**To do:** Write out the entries below once more, exactly.
━━ Extracted entries
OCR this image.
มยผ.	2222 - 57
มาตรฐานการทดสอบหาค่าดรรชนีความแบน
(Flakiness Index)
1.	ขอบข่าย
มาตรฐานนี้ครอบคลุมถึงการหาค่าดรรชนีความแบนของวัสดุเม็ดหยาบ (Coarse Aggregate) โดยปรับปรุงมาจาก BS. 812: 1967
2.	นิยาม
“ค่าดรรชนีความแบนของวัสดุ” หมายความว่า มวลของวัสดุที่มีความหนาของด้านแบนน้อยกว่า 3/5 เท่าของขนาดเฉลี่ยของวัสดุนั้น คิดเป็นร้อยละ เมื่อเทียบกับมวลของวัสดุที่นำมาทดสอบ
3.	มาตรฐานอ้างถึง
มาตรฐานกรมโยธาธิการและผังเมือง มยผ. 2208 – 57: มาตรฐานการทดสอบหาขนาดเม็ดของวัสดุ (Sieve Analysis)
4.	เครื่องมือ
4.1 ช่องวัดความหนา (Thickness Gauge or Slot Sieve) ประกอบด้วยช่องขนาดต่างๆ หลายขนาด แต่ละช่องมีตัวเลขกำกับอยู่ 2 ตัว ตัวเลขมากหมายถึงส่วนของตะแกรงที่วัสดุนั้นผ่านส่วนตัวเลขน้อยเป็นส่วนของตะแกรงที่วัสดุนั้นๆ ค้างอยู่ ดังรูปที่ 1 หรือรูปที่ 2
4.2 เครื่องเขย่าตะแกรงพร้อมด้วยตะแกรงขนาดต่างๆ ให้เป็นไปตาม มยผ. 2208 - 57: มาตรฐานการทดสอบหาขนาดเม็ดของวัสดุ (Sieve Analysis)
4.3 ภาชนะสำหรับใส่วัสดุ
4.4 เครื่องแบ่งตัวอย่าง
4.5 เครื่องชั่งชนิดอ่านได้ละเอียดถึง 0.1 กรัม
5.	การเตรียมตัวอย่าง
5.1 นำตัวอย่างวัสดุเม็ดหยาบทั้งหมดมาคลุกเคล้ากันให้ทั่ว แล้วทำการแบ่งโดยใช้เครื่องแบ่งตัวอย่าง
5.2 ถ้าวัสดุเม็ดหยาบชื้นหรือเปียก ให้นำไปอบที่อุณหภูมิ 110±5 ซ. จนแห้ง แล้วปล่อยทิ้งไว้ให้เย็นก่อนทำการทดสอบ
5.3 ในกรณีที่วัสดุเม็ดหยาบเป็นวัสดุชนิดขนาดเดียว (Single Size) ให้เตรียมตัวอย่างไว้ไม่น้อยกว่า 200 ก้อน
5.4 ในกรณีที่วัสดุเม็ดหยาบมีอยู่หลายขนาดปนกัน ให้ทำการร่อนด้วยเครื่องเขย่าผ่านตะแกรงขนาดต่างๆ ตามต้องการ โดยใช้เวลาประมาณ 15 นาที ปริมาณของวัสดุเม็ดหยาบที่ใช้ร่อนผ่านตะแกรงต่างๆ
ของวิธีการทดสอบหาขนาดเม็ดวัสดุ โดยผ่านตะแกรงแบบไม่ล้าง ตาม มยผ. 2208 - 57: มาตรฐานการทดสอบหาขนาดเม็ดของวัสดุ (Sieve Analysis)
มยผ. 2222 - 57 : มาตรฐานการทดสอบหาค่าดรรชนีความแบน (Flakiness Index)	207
━━━━
**Exercise answer:**
OCR this image.
มยผ.	2222 - 57
มาตรฐานการทดสอบหาค่าดรรชนีความแบน
(Flakiness Index)
1.	ขอบข่าย
มาตรฐานนี้ครอบคลุมถึงการหาค่าดรรชนีความแบนของวัสดุเม็ดหยาบ (Coarse Aggregate) โดยปรับปรุงมาจาก BS. 812: 1967
2.	นิยาม
“ค่าดรรชนีความแบนของวัสดุ” หมายความว่า มวลของวัสดุที่มีความหนาของด้านแบนน้อยกว่า 3/5 เท่าของขนาดเฉลี่ยของวัสดุนั้น คิดเป็นร้อยละ เมื่อเทียบกับมวลของวัสดุที่นำมาทดสอบ
3.	มาตรฐานอ้างถึง
มาตรฐานกรมโยธาธิการและผังเมือง มยผ. 2208 – 57: มาตรฐานการทดสอบหาขนาดเม็ดของวัสดุ (Sieve Analysis)
4.	เครื่องมือ
4.1 ช่องวัดความหนา (Thickness Gauge or Slot Sieve) ประกอบด้วยช่องขนาดต่างๆ หลายขนาด แต่ละช่องมีตัวเลขกำกับอยู่ 2 ตัว ตัวเลขมากหมายถึงส่วนของตะแกรงที่วัสดุนั้นผ่านส่วนตัวเลขน้อยเป็นส่วนของตะแกรงที่วัสดุนั้นๆ ค้างอยู่ ดังรูปที่ 1 หรือรูปที่ 2
4.2 เครื่องเขย่าตะแกรงพร้อมด้วยตะแกรงขนาดต่างๆ ให้เป็นไปตาม มยผ. 2208 - 57: มาตรฐานการทดสอบหาขนาดเม็ดของวัสดุ (Sieve Analysis)
4.3 ภาชนะสำหรับใส่วัสดุ
4.4 เครื่องแบ่งตัวอย่าง
4.5 เครื่องชั่งชนิดอ่านได้ละเอียดถึง 0.1 กรัม
5.	การเตรียมตัวอย่าง
5.1 นำตัวอย่างวัสดุเม็ดหยาบทั้งหมดมาคลุกเคล้ากันให้ทั่ว แล้วทำการแบ่งโดยใช้เครื่องแบ่งตัวอย่าง
5.2 ถ้าวัสดุเม็ดหยาบชื้นหรือเปียก ให้นำไปอบที่อุณหภูมิ 110±5 ซ. จนแห้ง แล้วปล่อยทิ้งไว้ให้เย็นก่อนทำการทดสอบ
5.3 ในกรณีที่วัสดุเม็ดหยาบเป็นวัสดุชนิดขนาดเดียว (Single Size) ให้เตรียมตัวอย่างไว้ไม่น้อยกว่า 200 ก้อน
5.4 ในกรณีที่วัสดุเม็ดหยาบมีอยู่หลายขนาดปนกัน ให้ทำการร่อนด้วยเครื่องเขย่าผ่านตะแกรงขนาดต่างๆ ตามต้องการ โดยใช้เวลาประมาณ 15 นาที ปริมาณของวัสดุเม็ดหยาบที่ใช้ร่อนผ่านตะแกรงต่างๆ
ของวิธีการทดสอบหาขนาดเม็ดวัสดุ โดยผ่านตะแกรงแบบไม่ล้าง ตาม มยผ. 2208 - 57: มาตรฐานการทดสอบหาขนาดเม็ดของวัสดุ (Sieve Analysis)
มยผ. 2222 - 57 : มาตรฐานการทดสอบหาค่าดรรชนีความแบน (Flakiness Index)	207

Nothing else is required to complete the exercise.